* [Exercise]: In the listing below, count each line containing "Socket" and answer with the count only.
— START Records for the task —
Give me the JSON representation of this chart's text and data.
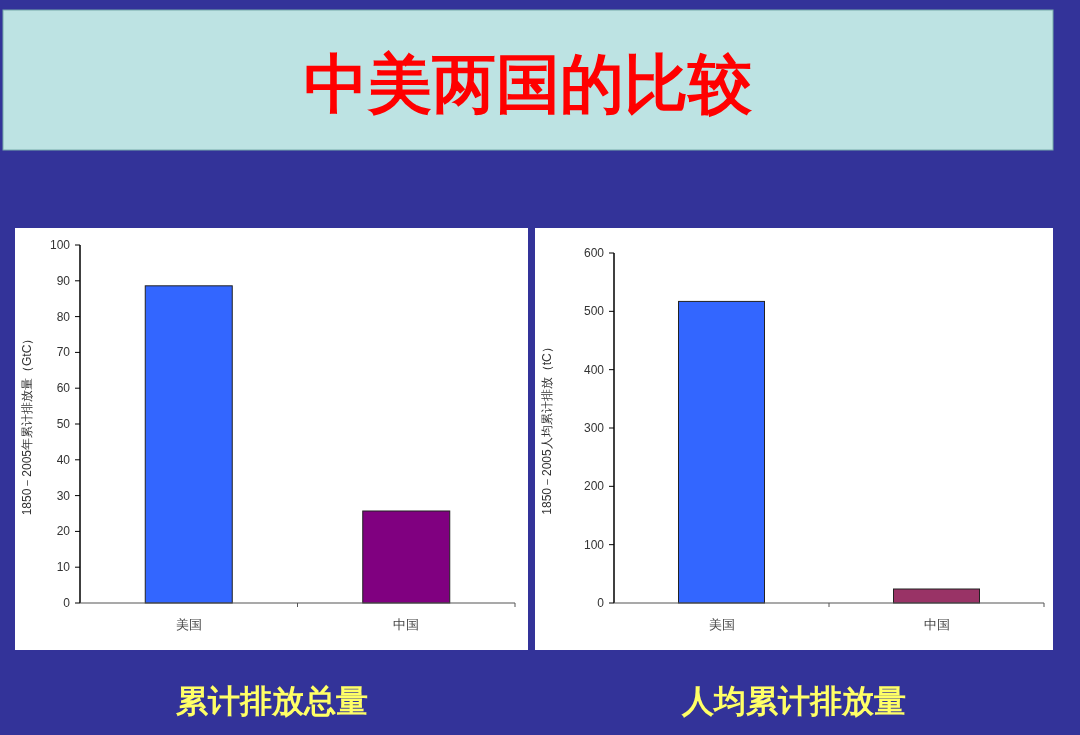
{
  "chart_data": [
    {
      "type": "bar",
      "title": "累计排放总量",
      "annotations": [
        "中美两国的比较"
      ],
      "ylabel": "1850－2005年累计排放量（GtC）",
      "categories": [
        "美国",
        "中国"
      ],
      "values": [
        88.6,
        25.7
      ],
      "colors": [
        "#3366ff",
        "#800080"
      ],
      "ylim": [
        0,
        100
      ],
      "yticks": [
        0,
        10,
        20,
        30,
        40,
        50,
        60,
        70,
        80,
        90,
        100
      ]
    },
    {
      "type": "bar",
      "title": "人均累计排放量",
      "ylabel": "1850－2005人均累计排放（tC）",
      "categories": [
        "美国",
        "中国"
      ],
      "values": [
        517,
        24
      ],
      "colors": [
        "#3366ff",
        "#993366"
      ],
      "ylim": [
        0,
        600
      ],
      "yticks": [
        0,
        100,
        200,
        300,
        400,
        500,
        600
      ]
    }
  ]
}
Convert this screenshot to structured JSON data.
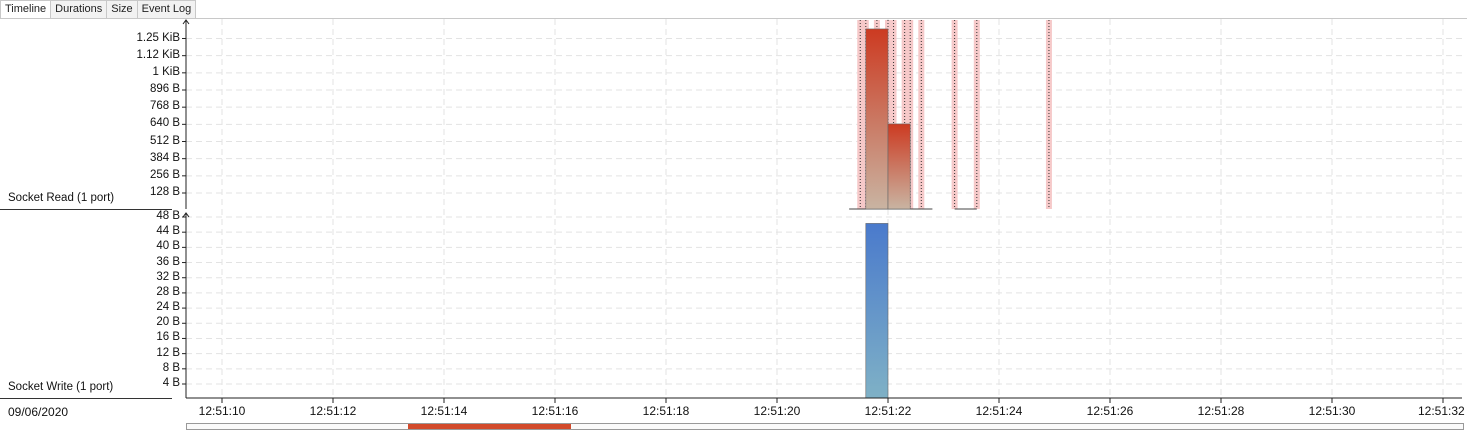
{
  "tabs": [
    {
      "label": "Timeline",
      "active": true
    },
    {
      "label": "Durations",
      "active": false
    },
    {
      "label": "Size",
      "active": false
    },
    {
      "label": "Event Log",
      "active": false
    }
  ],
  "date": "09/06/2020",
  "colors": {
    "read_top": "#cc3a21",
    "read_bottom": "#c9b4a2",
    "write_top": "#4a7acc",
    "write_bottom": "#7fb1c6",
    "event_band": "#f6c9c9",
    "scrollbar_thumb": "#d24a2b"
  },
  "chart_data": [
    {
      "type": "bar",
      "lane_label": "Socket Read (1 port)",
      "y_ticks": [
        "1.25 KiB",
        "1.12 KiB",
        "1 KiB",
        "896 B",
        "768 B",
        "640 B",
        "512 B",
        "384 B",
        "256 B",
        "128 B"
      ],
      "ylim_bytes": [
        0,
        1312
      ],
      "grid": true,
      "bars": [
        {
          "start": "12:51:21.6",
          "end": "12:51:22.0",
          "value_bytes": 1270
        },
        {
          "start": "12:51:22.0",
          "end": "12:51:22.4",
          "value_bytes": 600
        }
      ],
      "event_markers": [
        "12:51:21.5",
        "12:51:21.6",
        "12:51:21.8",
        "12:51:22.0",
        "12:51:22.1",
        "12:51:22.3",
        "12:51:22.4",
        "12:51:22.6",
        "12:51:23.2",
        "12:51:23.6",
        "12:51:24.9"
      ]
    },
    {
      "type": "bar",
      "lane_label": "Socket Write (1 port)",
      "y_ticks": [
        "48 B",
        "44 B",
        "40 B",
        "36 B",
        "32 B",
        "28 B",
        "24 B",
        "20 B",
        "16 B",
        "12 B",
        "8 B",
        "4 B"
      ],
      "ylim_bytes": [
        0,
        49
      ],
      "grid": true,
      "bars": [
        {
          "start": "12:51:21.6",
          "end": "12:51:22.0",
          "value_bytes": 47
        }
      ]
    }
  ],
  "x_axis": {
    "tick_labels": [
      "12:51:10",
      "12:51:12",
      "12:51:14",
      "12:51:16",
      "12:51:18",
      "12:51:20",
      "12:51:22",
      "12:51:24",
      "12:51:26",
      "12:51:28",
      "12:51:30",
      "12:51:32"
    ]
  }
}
— END Records for the task —
— START Records for the task —
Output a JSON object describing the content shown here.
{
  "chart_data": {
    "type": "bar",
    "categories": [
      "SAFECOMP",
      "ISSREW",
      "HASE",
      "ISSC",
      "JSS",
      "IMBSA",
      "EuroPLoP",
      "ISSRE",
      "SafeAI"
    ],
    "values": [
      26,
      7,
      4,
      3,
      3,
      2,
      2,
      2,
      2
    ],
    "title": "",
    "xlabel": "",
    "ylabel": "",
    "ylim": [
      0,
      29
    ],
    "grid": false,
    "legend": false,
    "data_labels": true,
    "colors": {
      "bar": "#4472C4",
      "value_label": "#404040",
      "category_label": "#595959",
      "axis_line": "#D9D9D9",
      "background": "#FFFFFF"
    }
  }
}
— END Records for the task —
* [Result for this exercise]: 2